- _YOUR GOAL_
Below are some records; retype all of them exactly.

(Figure content listings)
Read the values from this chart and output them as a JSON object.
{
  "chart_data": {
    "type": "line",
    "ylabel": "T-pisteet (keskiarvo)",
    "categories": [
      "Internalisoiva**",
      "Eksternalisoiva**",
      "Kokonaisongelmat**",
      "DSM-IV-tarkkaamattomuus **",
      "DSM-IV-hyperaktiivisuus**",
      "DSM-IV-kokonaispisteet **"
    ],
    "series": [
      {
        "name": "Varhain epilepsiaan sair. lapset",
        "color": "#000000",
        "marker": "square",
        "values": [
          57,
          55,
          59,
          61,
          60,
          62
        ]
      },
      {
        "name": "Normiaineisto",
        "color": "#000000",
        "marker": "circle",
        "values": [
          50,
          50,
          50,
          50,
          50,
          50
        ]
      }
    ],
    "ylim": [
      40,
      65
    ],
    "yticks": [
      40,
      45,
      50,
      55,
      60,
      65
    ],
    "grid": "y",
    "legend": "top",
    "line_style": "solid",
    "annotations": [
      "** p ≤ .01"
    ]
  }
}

- _RESPONSE_
Read the values from this chart and output them as a JSON object.
{
  "chart_data": {
    "type": "line",
    "ylabel": "T-pisteet (keskiarvo)",
    "categories": [
      "Internalisoiva**",
      "Eksternalisoiva**",
      "Kokonaisongelmat**",
      "DSM-IV-tarkkaamattomuus **",
      "DSM-IV-hyperaktiivisuus**",
      "DSM-IV-kokonaispisteet **"
    ],
    "series": [
      {
        "name": "Varhain epilepsiaan sair. lapset",
        "color": "#000000",
        "marker": "square",
        "values": [
          57,
          55,
          59,
          61,
          60,
          62
        ]
      },
      {
        "name": "Normiaineisto",
        "color": "#000000",
        "marker": "circle",
        "values": [
          50,
          50,
          50,
          50,
          50,
          50
        ]
      }
    ],
    "ylim": [
      40,
      65
    ],
    "yticks": [
      40,
      45,
      50,
      55,
      60,
      65
    ],
    "grid": "y",
    "legend": "top",
    "line_style": "solid",
    "annotations": [
      "** p ≤ .01"
    ]
  }
}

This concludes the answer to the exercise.